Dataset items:
━━━━

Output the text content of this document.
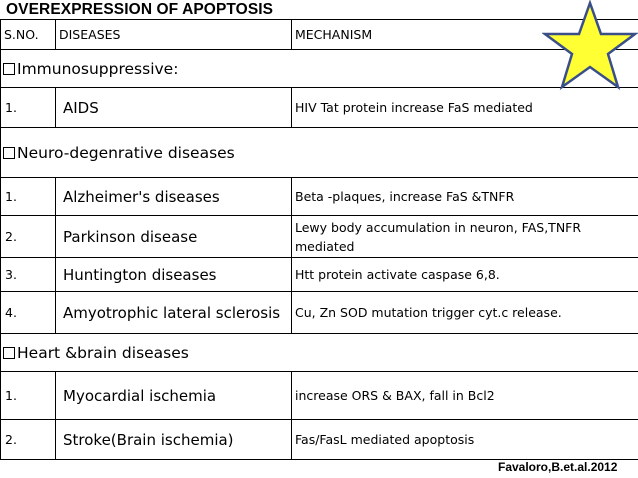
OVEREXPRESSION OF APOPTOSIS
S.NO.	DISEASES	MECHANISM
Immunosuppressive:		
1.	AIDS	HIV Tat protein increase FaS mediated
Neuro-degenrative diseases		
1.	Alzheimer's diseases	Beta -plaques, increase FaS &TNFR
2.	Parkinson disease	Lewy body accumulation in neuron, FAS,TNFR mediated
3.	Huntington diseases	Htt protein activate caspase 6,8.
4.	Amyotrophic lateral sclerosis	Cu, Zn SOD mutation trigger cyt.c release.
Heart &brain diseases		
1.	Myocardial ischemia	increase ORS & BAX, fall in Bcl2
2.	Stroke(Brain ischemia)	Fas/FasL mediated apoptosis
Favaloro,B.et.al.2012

━━━━

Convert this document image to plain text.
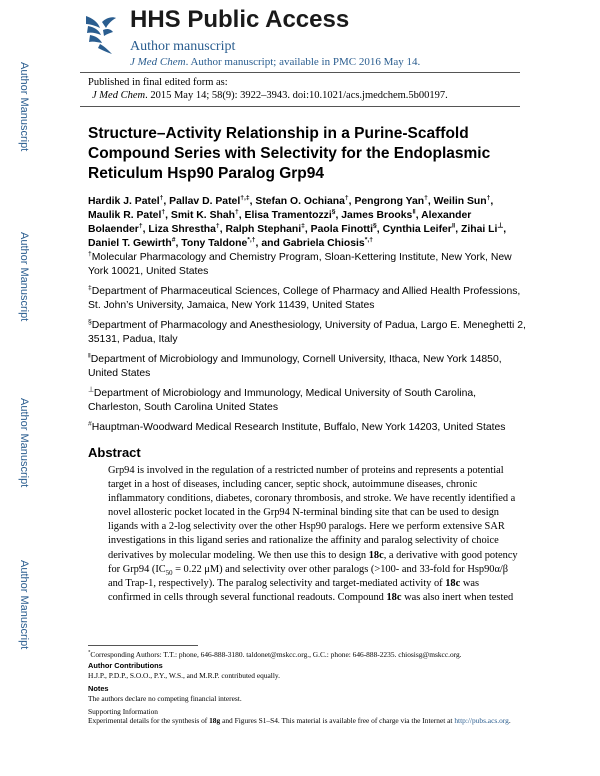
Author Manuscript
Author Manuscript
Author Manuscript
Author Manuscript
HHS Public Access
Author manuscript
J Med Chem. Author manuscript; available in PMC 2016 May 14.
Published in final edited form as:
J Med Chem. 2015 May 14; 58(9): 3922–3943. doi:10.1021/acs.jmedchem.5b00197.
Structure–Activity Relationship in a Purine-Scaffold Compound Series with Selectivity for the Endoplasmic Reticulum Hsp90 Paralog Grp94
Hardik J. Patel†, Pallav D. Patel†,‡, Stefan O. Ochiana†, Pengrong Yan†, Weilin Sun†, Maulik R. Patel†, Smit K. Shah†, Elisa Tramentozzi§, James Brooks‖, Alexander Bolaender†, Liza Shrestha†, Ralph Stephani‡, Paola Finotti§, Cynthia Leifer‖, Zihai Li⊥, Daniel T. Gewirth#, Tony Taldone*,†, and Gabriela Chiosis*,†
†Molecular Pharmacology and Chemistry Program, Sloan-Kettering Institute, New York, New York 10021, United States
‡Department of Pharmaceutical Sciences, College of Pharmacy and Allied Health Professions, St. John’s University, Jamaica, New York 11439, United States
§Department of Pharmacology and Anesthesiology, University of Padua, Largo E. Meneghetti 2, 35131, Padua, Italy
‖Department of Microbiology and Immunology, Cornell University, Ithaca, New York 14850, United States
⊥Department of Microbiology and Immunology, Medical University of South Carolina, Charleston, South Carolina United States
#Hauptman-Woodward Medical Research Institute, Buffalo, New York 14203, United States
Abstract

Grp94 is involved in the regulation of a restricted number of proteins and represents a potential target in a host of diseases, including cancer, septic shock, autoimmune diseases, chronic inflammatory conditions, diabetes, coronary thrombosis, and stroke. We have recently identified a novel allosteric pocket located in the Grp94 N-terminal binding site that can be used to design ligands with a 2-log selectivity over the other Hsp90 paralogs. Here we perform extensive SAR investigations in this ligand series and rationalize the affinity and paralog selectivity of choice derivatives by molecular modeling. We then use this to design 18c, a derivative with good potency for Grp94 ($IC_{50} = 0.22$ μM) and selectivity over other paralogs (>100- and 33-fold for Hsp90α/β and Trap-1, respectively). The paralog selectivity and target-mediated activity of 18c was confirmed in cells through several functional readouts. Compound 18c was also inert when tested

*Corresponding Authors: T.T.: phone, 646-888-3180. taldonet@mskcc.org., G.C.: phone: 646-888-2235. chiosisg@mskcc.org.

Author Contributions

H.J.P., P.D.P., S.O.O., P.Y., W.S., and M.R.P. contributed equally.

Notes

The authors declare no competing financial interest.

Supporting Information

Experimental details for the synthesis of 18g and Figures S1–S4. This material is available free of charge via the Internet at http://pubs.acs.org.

━━━━

Show the lines of the records that contain the word "Immunology".

‖Department of Microbiology and Immunology, Cornell University, Ithaca, New York 14850, United States
⊥Department of Microbiology and Immunology, Medical University of South Carolina, Charleston, South Carolina United States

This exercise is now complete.